» **DIRECTIVE A**
Reproduce the excerpt on evaluating training effectiveness in military simulation word for word.

The concept of evaluating training efficiency is not new, but performing such an analysis has proven prohibitively challenging. Fletcher and Chatelier [2] described the goal of combining assessments of training and cost effectiveness for military training and identified barriers to conducting such an analysis. Training outcomes are difficult to quantify in financial terms. Additionally, modeling the cost element structure associated with developing, delivering and sustaining military training is in itself very complex [3]. Despite this, the Department of Defense does evaluate the cost of implementing any technology prior to a procurement. On the other hand, TEA is rarely conducted, and if so, it is typically not conducted well. Improving the TEA process, then, would go a long way toward improving our understanding of the true value of simulation-based training.

Why is TEA conducted so rarely? Evaluating military simulation as an effective means of instruction is not a new problem, and best practices for conducting TEA have been well-documented [4, 5]. Despite ample evidence to the contrary [6], an attitude that simply replicating the operational environment to the highest fidelity possible is sufficient to guarantee effective training persists in the military community. While the U.S. Defense laboratories are funded to conduct training research, acquiring troop support and equipment for data collection is consistently difficult. A more challenging issue, however, is a lack of objective, valid measures of warfighter performance during training events. Typically, performance is assessed either subjectively by an instructor or through a single qualification score at the end of a training event. These data are typically insufficient to conduct the experimental comparisons required to evaluate training effectiveness. More importantly, this level of performance assessment does not speak to the root cause of errors warfighters may make during training.

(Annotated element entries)
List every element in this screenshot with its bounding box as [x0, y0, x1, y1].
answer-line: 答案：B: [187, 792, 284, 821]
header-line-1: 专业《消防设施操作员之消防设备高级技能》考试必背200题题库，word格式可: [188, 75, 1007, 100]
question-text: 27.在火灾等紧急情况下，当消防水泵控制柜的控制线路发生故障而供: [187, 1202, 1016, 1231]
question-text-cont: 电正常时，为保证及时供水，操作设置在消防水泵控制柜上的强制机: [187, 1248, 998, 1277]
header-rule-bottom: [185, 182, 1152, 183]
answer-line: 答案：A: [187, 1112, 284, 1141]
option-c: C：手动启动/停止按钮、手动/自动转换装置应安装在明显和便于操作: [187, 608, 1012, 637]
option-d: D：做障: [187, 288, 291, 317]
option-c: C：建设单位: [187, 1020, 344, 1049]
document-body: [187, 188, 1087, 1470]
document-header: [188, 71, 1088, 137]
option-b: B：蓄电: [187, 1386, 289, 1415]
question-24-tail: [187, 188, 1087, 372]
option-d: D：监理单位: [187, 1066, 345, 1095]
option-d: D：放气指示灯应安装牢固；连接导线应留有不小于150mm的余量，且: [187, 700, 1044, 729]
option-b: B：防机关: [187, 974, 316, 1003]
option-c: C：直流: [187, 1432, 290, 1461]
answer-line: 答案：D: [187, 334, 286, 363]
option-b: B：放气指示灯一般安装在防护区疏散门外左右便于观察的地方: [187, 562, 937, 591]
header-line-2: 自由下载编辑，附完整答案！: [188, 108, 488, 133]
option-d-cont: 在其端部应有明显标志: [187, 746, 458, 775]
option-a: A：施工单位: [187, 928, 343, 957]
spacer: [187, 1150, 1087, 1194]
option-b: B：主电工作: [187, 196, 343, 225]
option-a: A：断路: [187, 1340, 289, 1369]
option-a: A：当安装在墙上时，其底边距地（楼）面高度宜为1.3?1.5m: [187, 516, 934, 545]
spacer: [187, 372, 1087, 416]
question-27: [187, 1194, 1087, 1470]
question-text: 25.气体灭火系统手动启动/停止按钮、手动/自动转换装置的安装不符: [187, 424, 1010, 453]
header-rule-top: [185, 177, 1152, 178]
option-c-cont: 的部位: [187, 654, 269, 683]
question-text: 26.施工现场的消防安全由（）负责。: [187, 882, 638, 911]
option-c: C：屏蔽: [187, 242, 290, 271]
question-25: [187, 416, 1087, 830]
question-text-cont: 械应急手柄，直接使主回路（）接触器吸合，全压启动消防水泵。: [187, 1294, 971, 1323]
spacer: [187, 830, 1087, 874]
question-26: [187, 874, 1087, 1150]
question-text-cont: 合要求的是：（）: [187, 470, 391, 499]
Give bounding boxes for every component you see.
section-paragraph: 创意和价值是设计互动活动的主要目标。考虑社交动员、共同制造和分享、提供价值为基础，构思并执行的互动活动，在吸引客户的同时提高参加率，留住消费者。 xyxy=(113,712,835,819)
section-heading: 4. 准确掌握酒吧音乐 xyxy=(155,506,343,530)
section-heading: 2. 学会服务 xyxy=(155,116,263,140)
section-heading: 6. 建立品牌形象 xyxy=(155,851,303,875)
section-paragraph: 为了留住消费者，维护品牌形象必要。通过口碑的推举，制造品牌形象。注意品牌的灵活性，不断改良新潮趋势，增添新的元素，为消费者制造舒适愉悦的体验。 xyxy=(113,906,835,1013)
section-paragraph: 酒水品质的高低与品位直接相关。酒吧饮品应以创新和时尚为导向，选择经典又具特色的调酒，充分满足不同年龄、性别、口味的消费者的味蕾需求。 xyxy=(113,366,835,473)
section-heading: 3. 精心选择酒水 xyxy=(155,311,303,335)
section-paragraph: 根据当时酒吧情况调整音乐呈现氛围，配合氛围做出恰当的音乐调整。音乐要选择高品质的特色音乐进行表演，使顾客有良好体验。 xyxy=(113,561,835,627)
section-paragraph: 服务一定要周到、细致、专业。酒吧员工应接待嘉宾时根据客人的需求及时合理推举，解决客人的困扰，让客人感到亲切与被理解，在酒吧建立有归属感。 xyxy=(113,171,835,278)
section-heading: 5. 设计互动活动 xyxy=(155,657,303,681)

» **DIRECTIVE B**
In the rows starting at the first row and ending at the row that contains "1202, 1016, 1231]", substitute "page image" for "screenshot" and write out only those rows, leaving everything else in them unchanged.

» **WRITTEN ANSWER A**
The concept of evaluating training efficiency is not new, but performing such an analysis has proven prohibitively challenging. Fletcher and Chatelier [2] described the goal of combining assessments of training and cost effectiveness for military training and identified barriers to conducting such an analysis. Training outcomes are difficult to quantify in financial terms. Additionally, modeling the cost element structure associated with developing, delivering and sustaining military training is in itself very complex [3]. Despite this, the Department of Defense does evaluate the cost of implementing any technology prior to a procurement. On the other hand, TEA is rarely conducted, and if so, it is typically not conducted well. Improving the TEA process, then, would go a long way toward improving our understanding of the true value of simulation-based training.

Why is TEA conducted so rarely? Evaluating military simulation as an effective means of instruction is not a new problem, and best practices for conducting TEA have been well-documented [4, 5]. Despite ample evidence to the contrary [6], an attitude that simply replicating the operational environment to the highest fidelity possible is sufficient to guarantee effective training persists in the military community. While the U.S. Defense laboratories are funded to conduct training research, acquiring troop support and equipment for data collection is consistently difficult. A more challenging issue, however, is a lack of objective, valid measures of warfighter performance during training events. Typically, performance is assessed either subjectively by an instructor or through a single qualification score at the end of a training event. These data are typically insufficient to conduct the experimental comparisons required to evaluate training effectiveness. More importantly, this level of performance assessment does not speak to the root cause of errors warfighters may make during training.

» **WRITTEN ANSWER B**
List every element in this page image with its bounding box as [x0, y0, x1, y1].
answer-line: 答案：B: [187, 792, 284, 821]
header-line-1: 专业《消防设施操作员之消防设备高级技能》考试必背200题题库，word格式可: [188, 75, 1007, 100]
question-text: 27.在火灾等紧急情况下，当消防水泵控制柜的控制线路发生故障而供: [187, 1202, 1016, 1231]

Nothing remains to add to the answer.